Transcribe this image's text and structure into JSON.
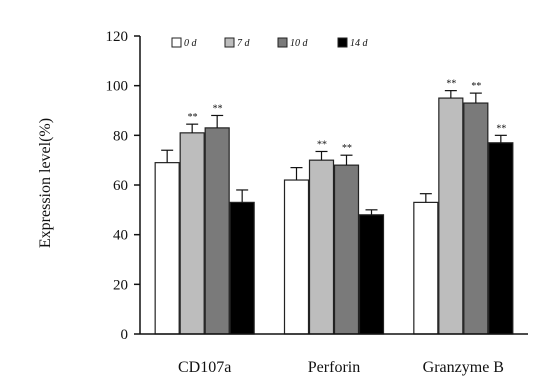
{
  "chart_data": {
    "type": "bar",
    "title": "",
    "xlabel": "",
    "ylabel": "Expression level(%)",
    "ylim": [
      0,
      120
    ],
    "yticks": [
      0,
      20,
      40,
      60,
      80,
      100,
      120
    ],
    "grid": false,
    "legend_position": "top",
    "categories": [
      "CD107a",
      "Perforin",
      "Granzyme B"
    ],
    "series": [
      {
        "name": "0 d",
        "color": "#ffffff",
        "values": [
          69,
          62,
          53
        ],
        "errors": [
          5,
          5,
          3.5
        ],
        "significance": [
          "",
          "",
          ""
        ]
      },
      {
        "name": "7 d",
        "color": "#bdbdbd",
        "values": [
          81,
          70,
          95
        ],
        "errors": [
          3.5,
          3.5,
          3
        ],
        "significance": [
          "**",
          "**",
          "**"
        ]
      },
      {
        "name": "10 d",
        "color": "#7a7a7a",
        "values": [
          83,
          68,
          93
        ],
        "errors": [
          5,
          4,
          4
        ],
        "significance": [
          "**",
          "**",
          "**"
        ]
      },
      {
        "name": "14 d",
        "color": "#000000",
        "values": [
          53,
          48,
          77
        ],
        "errors": [
          5,
          2,
          3
        ],
        "significance": [
          "",
          "",
          "**"
        ]
      }
    ]
  }
}
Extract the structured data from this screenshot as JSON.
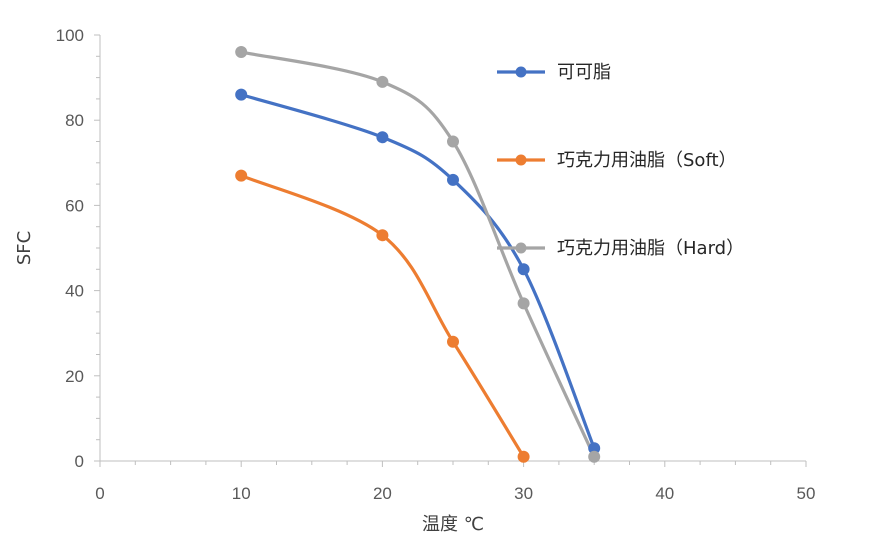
{
  "chart_data": {
    "type": "line",
    "xlabel": "温度 ℃",
    "ylabel": "SFC",
    "xlim": [
      0,
      50
    ],
    "ylim": [
      0,
      100
    ],
    "xticks": [
      0,
      10,
      20,
      30,
      40,
      50
    ],
    "yticks": [
      0,
      20,
      40,
      60,
      80,
      100
    ],
    "grid": false,
    "legend_position": "right",
    "smooth": true,
    "series": [
      {
        "name": "可可脂",
        "color": "#4472C4",
        "x": [
          10,
          20,
          25,
          30,
          35
        ],
        "y": [
          86,
          76,
          66,
          45,
          3
        ]
      },
      {
        "name": "巧克力用油脂（Soft）",
        "color": "#ED7D31",
        "x": [
          10,
          20,
          25,
          30
        ],
        "y": [
          67,
          53,
          28,
          1
        ]
      },
      {
        "name": "巧克力用油脂（Hard）",
        "color": "#A5A5A5",
        "x": [
          10,
          20,
          25,
          30,
          35
        ],
        "y": [
          96,
          89,
          75,
          37,
          1
        ]
      }
    ]
  }
}
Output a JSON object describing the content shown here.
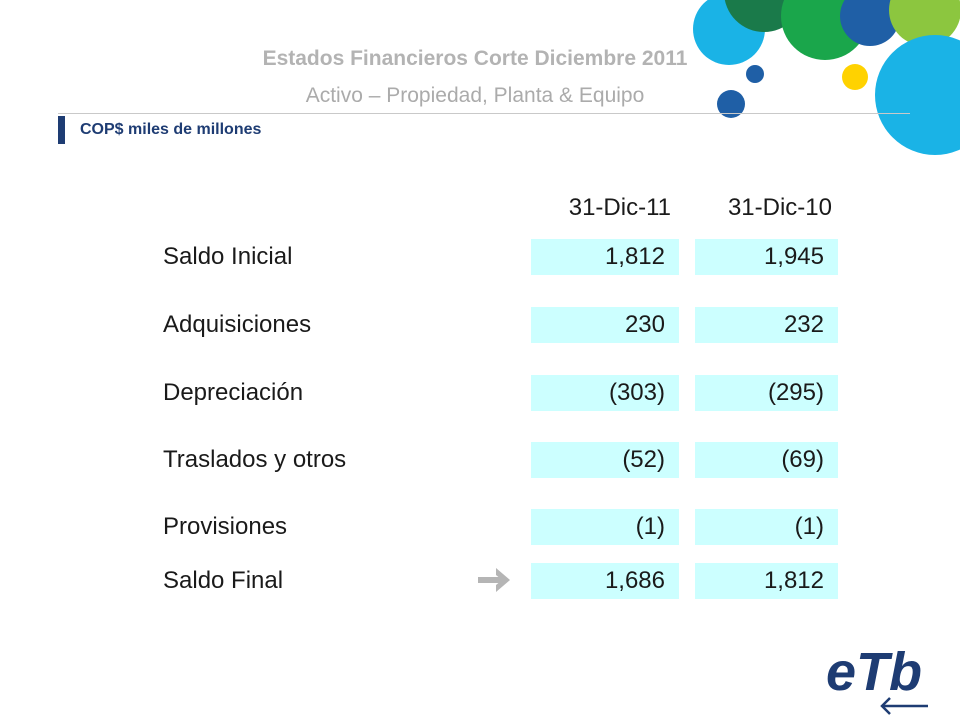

------------

[Direction]: Take the data above and repeat it exactly, leaving each picture out.

[Task solution]:
Transcribe this image's text and structure into JSON.
{
  "chart_data": {
    "type": "bar",
    "title": "",
    "xlabel": "",
    "ylabel": "Expression level(%)",
    "ylim": [
      0,
      120
    ],
    "yticks": [
      0,
      20,
      40,
      60,
      80,
      100,
      120
    ],
    "grid": false,
    "legend_position": "top",
    "categories": [
      "CD107a",
      "Perforin",
      "Granzyme B"
    ],
    "series": [
      {
        "name": "0 d",
        "color": "#ffffff",
        "values": [
          69,
          62,
          53
        ],
        "errors": [
          5,
          5,
          3.5
        ],
        "significance": [
          "",
          "",
          ""
        ]
      },
      {
        "name": "7 d",
        "color": "#bdbdbd",
        "values": [
          81,
          70,
          95
        ],
        "errors": [
          3.5,
          3.5,
          3
        ],
        "significance": [
          "**",
          "**",
          "**"
        ]
      },
      {
        "name": "10 d",
        "color": "#7a7a7a",
        "values": [
          83,
          68,
          93
        ],
        "errors": [
          5,
          4,
          4
        ],
        "significance": [
          "**",
          "**",
          "**"
        ]
      },
      {
        "name": "14 d",
        "color": "#000000",
        "values": [
          53,
          48,
          77
        ],
        "errors": [
          5,
          2,
          3
        ],
        "significance": [
          "",
          "",
          "**"
        ]
      }
    ]
  }
}
Extract the structured data from this screenshot as JSON.
{
  "chart_data": {
    "type": "line",
    "xlabel": "温度 ℃",
    "ylabel": "SFC",
    "xlim": [
      0,
      50
    ],
    "ylim": [
      0,
      100
    ],
    "xticks": [
      0,
      10,
      20,
      30,
      40,
      50
    ],
    "yticks": [
      0,
      20,
      40,
      60,
      80,
      100
    ],
    "grid": false,
    "legend_position": "right",
    "smooth": true,
    "series": [
      {
        "name": "可可脂",
        "color": "#4472C4",
        "x": [
          10,
          20,
          25,
          30,
          35
        ],
        "y": [
          86,
          76,
          66,
          45,
          3
        ]
      },
      {
        "name": "巧克力用油脂（Soft）",
        "color": "#ED7D31",
        "x": [
          10,
          20,
          25,
          30
        ],
        "y": [
          67,
          53,
          28,
          1
        ]
      },
      {
        "name": "巧克力用油脂（Hard）",
        "color": "#A5A5A5",
        "x": [
          10,
          20,
          25,
          30,
          35
        ],
        "y": [
          96,
          89,
          75,
          37,
          1
        ]
      }
    ]
  }
}
Output a JSON object describing the content shown here.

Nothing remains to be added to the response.